▶ [Request] Please rewrite the material below, replacing "Raw Queue" with "Raw Spooler" and keeping everything else the same. Omit the pictures from your version.

Raw records:
»»

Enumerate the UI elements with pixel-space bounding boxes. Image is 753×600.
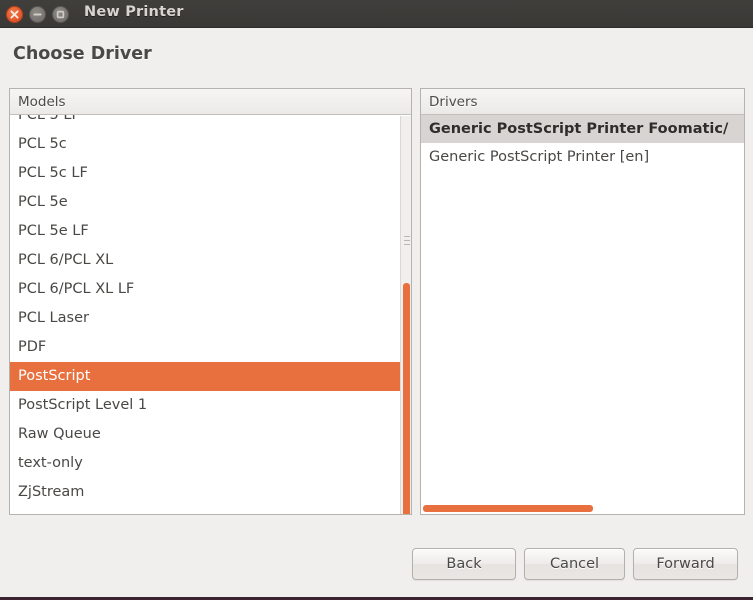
list-item-label: PCL 6/PCL XL <box>18 252 114 268</box>
list-item[interactable]: PostScript Level 1 <box>10 391 411 420</box>
list-item[interactable]: ZjStream <box>10 478 411 507</box>
list-item[interactable]: Generic PostScript Printer Foomatic/ <box>421 115 744 143</box>
list-item-label: PostScript Level 1 <box>18 397 148 413</box>
maximize-button[interactable] <box>52 6 69 23</box>
list-item-label: PDF <box>18 339 47 355</box>
drivers-column-header-label: Drivers <box>429 93 478 110</box>
list-item[interactable]: PCL 5c LF <box>10 159 411 188</box>
list-item[interactable]: PCL 5e LF <box>10 217 411 246</box>
forward-button-label: Forward <box>656 556 715 572</box>
list-item-label: PCL 5c LF <box>18 165 88 181</box>
list-item[interactable]: Raw Queue <box>10 420 411 449</box>
window-titlebar: New Printer <box>0 0 753 28</box>
minimize-button[interactable] <box>29 6 46 23</box>
scrollbar-grip-icon <box>404 236 410 245</box>
list-item-label: PCL 5e <box>18 194 68 210</box>
list-item-label: ZjStream <box>18 484 85 500</box>
list-item-label: PCL 5e LF <box>18 223 89 239</box>
drivers-horizontal-scrollbar[interactable] <box>421 503 744 514</box>
list-item[interactable]: PCL Laser <box>10 304 411 333</box>
list-item-label: PCL Laser <box>18 310 89 326</box>
back-button-label: Back <box>446 556 482 572</box>
maximize-icon <box>53 7 68 22</box>
list-item[interactable]: PCL 5 LF <box>10 115 411 130</box>
list-item[interactable]: PCL 5c <box>10 130 411 159</box>
forward-button[interactable]: Forward <box>633 548 738 580</box>
list-item[interactable]: PDF <box>10 333 411 362</box>
models-scrollbar-thumb[interactable] <box>403 283 410 514</box>
drivers-list[interactable]: Generic PostScript Printer Foomatic/Gene… <box>421 115 744 514</box>
list-item-label: Raw Queue <box>18 426 101 442</box>
list-item[interactable]: PCL 5e <box>10 188 411 217</box>
close-icon <box>7 7 22 22</box>
list-item[interactable]: PCL 6/PCL XL <box>10 246 411 275</box>
list-item[interactable]: Generic PostScript Printer [en] <box>421 143 744 171</box>
models-vertical-scrollbar[interactable] <box>400 116 411 514</box>
list-item-label: Generic PostScript Printer [en] <box>429 149 650 165</box>
cancel-button-label: Cancel <box>549 556 600 572</box>
new-printer-dialog: New Printer Choose Driver Models PCL 5 L… <box>0 0 753 600</box>
list-item-label: PCL 6/PCL XL LF <box>18 281 135 297</box>
models-column-header-label: Models <box>18 93 66 110</box>
drivers-column-header[interactable]: Drivers <box>421 89 744 115</box>
cancel-button[interactable]: Cancel <box>524 548 625 580</box>
list-item-label: PCL 5 LF <box>18 115 80 123</box>
back-button[interactable]: Back <box>412 548 516 580</box>
minimize-icon <box>30 7 45 22</box>
list-item-label: text-only <box>18 455 83 471</box>
drivers-panel: Drivers Generic PostScript Printer Fooma… <box>420 88 745 515</box>
models-list[interactable]: PCL 5 LF PCL 5c PCL 5c LF PCL 5e PCL 5e LF PC… <box>10 115 411 514</box>
list-item[interactable]: PCL 6/PCL XL LF <box>10 275 411 304</box>
list-item-label: PCL 5c <box>18 136 67 152</box>
close-button[interactable] <box>6 6 23 23</box>
window-title: New Printer <box>84 4 184 20</box>
models-column-header[interactable]: Models <box>10 89 411 115</box>
list-item[interactable]: PostScript <box>10 362 411 391</box>
drivers-scrollbar-thumb[interactable] <box>423 505 593 512</box>
models-panel: Models PCL 5 LF PCL 5c PCL 5c LF PCL 5e PCL … <box>9 88 412 515</box>
page-title: Choose Driver <box>13 44 152 64</box>
list-item-label: Generic PostScript Printer Foomatic/ <box>429 121 729 137</box>
list-item-label: PostScript <box>18 368 91 384</box>
list-item[interactable]: text-only <box>10 449 411 478</box>
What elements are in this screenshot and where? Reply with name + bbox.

««

▶ [Full output]
Enumerate the UI elements with pixel-space bounding boxes. Image is 753×600.
list-item-label: PCL 6/PCL XL <box>18 252 114 268</box>
list-item[interactable]: PostScript Level 1 <box>10 391 411 420</box>
list-item[interactable]: ZjStream <box>10 478 411 507</box>
list-item[interactable]: Generic PostScript Printer Foomatic/ <box>421 115 744 143</box>
list-item-label: PostScript Level 1 <box>18 397 148 413</box>
maximize-button[interactable] <box>52 6 69 23</box>
list-item-label: PDF <box>18 339 47 355</box>
drivers-column-header-label: Drivers <box>429 93 478 110</box>
list-item[interactable]: PCL 5c LF <box>10 159 411 188</box>
list-item[interactable]: PCL 5e LF <box>10 217 411 246</box>
forward-button-label: Forward <box>656 556 715 572</box>
list-item-label: PCL 5c LF <box>18 165 88 181</box>
list-item[interactable]: Raw Spooler <box>10 420 411 449</box>
window-titlebar: New Printer <box>0 0 753 28</box>
minimize-button[interactable] <box>29 6 46 23</box>
scrollbar-grip-icon <box>404 236 410 245</box>
list-item-label: PCL 5e <box>18 194 68 210</box>
list-item-label: ZjStream <box>18 484 85 500</box>
list-item-label: PCL 5e LF <box>18 223 89 239</box>
drivers-horizontal-scrollbar[interactable] <box>421 503 744 514</box>
list-item[interactable]: PCL Laser <box>10 304 411 333</box>
list-item-label: PCL Laser <box>18 310 89 326</box>
back-button-label: Back <box>446 556 482 572</box>
maximize-icon <box>53 7 68 22</box>
list-item[interactable]: PCL 5 LF <box>10 115 411 130</box>
list-item[interactable]: PCL 5c <box>10 130 411 159</box>
forward-button[interactable]: Forward <box>633 548 738 580</box>
list-item[interactable]: PDF <box>10 333 411 362</box>
models-scrollbar-thumb[interactable] <box>403 283 410 514</box>
drivers-list[interactable]: Generic PostScript Printer Foomatic/Gene… <box>421 115 744 514</box>
list-item-label: Raw Spooler <box>18 426 101 442</box>
list-item[interactable]: PCL 5e <box>10 188 411 217</box>
close-icon <box>7 7 22 22</box>
list-item[interactable]: PCL 6/PCL XL <box>10 246 411 275</box>
list-item[interactable]: Generic PostScript Printer [en] <box>421 143 744 171</box>
models-vertical-scrollbar[interactable] <box>400 116 411 514</box>
list-item-label: Generic PostScript Printer [en] <box>429 149 650 165</box>
cancel-button-label: Cancel <box>549 556 600 572</box>
new-printer-dialog: New Printer Choose Driver Models PCL 5 L… <box>0 0 753 600</box>
list-item-label: PCL 6/PCL XL LF <box>18 281 135 297</box>
models-column-header-label: Models <box>18 93 66 110</box>
drivers-column-header[interactable]: Drivers <box>421 89 744 115</box>
cancel-button[interactable]: Cancel <box>524 548 625 580</box>
list-item-label: PCL 5 LF <box>18 115 80 123</box>
back-button[interactable]: Back <box>412 548 516 580</box>
minimize-icon <box>30 7 45 22</box>
list-item-label: text-only <box>18 455 83 471</box>
drivers-panel: Drivers Generic PostScript Printer Fooma… <box>420 88 745 515</box>
models-list[interactable]: PCL 5 LF PCL 5c PCL 5c LF PCL 5e PCL 5e LF PC… <box>10 115 411 514</box>
list-item[interactable]: PCL 6/PCL XL LF <box>10 275 411 304</box>
list-item-label: PCL 5c <box>18 136 67 152</box>
close-button[interactable] <box>6 6 23 23</box>
window-title: New Printer <box>84 4 184 20</box>
models-column-header[interactable]: Models <box>10 89 411 115</box>
list-item[interactable]: PostScript <box>10 362 411 391</box>
drivers-scrollbar-thumb[interactable] <box>423 505 593 512</box>
models-panel: Models PCL 5 LF PCL 5c PCL 5c LF PCL 5e PCL … <box>9 88 412 515</box>
page-title: Choose Driver <box>13 44 152 64</box>
list-item-label: Generic PostScript Printer Foomatic/ <box>429 121 729 137</box>
list-item-label: PostScript <box>18 368 91 384</box>
list-item[interactable]: text-only <box>10 449 411 478</box>
What elements are in this screenshot and where? Reply with name + bbox.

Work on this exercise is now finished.